### [Problem details]
Copy out every line in the entries below that includes "JSON".

**** Stored data

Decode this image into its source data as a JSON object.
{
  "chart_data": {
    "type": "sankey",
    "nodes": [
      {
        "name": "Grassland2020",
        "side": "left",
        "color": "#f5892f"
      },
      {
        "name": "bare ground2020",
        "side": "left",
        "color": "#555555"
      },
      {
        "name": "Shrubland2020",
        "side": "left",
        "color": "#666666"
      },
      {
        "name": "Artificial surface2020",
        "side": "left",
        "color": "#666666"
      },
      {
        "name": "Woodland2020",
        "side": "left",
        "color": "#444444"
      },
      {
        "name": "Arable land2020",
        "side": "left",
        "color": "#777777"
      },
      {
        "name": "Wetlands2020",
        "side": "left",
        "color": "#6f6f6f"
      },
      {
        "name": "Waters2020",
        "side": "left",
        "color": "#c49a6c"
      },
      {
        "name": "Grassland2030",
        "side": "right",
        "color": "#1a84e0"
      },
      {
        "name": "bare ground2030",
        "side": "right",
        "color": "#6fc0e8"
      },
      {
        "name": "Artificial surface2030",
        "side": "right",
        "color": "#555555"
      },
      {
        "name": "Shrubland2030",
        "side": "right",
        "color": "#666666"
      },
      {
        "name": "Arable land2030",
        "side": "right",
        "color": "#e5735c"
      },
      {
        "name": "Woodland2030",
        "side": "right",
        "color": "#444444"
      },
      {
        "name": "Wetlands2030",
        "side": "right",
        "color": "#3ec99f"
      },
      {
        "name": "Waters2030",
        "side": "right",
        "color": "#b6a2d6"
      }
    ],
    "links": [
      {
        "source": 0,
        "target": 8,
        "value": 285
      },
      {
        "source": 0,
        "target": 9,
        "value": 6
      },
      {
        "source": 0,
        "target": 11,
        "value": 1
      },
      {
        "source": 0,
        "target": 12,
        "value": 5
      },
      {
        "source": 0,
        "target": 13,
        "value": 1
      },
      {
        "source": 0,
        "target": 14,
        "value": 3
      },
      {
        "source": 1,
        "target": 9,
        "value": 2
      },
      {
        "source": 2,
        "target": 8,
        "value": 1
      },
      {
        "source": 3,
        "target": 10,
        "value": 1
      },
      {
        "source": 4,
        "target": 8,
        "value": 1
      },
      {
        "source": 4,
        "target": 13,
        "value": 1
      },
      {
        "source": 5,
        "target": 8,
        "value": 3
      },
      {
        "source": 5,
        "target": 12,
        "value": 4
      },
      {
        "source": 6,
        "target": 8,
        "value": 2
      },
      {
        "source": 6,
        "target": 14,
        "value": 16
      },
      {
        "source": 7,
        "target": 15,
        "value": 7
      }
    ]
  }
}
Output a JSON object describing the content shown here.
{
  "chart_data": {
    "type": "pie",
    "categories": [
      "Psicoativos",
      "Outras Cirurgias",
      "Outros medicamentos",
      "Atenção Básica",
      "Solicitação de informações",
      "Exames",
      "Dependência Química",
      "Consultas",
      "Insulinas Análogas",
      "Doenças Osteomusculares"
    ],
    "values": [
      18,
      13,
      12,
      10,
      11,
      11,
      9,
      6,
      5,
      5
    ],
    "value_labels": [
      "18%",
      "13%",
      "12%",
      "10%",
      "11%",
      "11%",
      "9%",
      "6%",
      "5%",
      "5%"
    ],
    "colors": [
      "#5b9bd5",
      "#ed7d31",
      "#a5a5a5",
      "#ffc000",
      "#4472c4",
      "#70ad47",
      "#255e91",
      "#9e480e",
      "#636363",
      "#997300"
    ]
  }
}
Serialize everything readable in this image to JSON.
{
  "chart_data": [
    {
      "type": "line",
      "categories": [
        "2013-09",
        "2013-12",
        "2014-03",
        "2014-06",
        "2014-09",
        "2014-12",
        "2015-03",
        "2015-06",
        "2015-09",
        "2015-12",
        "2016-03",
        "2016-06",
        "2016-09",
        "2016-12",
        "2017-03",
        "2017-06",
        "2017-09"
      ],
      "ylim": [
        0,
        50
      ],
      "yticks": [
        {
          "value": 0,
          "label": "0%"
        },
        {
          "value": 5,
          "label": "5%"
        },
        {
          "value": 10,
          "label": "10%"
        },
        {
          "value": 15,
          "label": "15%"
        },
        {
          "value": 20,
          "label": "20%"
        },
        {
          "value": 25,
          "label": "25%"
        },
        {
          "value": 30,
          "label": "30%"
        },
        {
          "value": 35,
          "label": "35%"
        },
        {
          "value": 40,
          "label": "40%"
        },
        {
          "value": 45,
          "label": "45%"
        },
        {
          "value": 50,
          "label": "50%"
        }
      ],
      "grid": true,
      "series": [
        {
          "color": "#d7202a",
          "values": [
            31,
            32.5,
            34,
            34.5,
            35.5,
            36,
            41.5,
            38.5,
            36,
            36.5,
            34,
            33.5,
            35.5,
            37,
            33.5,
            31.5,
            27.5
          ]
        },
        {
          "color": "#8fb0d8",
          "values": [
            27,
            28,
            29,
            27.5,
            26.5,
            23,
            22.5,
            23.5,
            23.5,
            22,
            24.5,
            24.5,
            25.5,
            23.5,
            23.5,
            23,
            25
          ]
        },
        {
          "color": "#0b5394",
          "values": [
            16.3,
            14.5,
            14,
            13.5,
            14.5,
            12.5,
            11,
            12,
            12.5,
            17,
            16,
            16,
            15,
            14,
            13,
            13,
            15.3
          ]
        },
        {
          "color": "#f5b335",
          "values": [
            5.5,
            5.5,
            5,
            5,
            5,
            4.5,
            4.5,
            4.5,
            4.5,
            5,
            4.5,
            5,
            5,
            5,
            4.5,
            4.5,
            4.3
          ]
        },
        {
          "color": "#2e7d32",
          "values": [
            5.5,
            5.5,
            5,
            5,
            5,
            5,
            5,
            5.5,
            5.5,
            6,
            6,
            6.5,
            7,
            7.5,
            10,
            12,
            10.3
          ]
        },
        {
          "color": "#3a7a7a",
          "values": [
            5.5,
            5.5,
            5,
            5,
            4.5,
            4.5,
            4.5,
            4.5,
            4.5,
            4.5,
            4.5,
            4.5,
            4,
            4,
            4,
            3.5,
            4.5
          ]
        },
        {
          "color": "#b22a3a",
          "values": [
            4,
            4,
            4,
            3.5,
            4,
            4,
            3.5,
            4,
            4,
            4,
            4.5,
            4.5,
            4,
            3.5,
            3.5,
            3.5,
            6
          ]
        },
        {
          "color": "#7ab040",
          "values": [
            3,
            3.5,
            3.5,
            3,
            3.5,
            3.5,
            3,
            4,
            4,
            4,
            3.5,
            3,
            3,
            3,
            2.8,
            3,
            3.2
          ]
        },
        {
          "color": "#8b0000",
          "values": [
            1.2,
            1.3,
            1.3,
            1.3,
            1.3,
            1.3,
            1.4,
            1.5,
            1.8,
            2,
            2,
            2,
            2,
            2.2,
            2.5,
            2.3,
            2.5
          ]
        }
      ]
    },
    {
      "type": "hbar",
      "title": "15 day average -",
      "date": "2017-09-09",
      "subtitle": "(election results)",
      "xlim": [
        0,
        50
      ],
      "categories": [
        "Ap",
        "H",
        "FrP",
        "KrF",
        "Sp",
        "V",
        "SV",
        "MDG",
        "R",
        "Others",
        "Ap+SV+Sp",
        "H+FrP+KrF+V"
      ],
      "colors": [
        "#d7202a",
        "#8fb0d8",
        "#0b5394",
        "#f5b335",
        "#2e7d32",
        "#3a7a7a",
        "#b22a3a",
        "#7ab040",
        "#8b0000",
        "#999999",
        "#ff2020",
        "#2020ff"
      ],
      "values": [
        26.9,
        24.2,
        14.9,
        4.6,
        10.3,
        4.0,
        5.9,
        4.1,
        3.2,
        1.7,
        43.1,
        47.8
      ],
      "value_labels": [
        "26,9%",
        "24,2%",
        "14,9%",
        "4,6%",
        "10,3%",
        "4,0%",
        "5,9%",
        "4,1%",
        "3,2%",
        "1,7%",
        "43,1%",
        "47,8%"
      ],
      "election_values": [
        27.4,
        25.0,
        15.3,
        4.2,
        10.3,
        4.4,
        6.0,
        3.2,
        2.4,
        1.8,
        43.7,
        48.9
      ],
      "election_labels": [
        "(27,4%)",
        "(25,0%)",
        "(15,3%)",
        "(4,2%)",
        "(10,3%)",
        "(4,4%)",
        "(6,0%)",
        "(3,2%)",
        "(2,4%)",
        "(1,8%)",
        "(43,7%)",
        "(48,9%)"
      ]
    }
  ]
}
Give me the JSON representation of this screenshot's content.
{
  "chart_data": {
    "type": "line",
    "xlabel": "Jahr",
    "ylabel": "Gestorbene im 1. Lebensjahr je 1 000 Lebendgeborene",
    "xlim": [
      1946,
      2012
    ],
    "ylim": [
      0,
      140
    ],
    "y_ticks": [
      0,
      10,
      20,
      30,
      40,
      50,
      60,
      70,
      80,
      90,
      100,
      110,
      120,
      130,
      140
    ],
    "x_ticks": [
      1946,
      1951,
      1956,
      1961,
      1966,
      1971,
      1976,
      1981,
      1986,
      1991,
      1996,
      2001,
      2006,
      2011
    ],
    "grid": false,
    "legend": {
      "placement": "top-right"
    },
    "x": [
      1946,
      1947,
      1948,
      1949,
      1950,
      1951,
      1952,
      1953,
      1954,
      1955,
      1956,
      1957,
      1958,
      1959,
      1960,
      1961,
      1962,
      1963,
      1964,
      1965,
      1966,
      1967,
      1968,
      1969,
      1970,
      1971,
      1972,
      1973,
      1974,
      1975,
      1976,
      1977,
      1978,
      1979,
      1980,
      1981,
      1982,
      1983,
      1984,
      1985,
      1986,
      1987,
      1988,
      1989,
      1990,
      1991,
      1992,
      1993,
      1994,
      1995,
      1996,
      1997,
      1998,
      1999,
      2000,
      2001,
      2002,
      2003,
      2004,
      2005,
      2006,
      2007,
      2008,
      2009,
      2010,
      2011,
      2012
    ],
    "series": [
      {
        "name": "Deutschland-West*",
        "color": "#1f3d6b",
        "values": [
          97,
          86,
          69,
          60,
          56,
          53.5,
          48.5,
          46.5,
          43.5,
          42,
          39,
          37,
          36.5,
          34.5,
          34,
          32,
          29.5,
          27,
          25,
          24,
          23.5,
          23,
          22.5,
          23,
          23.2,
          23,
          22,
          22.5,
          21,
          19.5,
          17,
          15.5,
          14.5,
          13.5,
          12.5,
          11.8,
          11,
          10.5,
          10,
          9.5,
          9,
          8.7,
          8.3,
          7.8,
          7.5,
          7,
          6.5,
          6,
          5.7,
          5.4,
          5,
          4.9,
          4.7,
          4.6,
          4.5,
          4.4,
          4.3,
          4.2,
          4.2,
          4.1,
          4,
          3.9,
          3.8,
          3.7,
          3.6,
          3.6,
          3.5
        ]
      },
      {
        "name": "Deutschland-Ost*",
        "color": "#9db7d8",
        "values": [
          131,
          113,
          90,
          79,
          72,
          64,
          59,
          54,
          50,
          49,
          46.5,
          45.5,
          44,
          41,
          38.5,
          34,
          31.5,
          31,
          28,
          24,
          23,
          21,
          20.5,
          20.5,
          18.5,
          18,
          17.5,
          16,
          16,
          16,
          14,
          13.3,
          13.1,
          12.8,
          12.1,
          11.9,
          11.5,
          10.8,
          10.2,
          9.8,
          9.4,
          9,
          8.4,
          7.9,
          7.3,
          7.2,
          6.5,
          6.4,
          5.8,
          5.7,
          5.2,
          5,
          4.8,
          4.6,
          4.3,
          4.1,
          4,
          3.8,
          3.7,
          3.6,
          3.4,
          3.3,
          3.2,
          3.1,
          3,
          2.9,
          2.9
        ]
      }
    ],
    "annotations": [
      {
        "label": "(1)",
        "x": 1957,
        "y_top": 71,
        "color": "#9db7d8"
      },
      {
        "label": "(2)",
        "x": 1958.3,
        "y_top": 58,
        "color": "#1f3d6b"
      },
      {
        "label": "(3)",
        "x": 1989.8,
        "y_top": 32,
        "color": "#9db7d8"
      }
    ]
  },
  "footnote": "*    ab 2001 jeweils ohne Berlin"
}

********

### [Task output]
Decode this image into its source data as a JSON object.
Output a JSON object describing the content shown here.
Serialize everything readable in this image to JSON.
Give me the JSON representation of this screenshot's content.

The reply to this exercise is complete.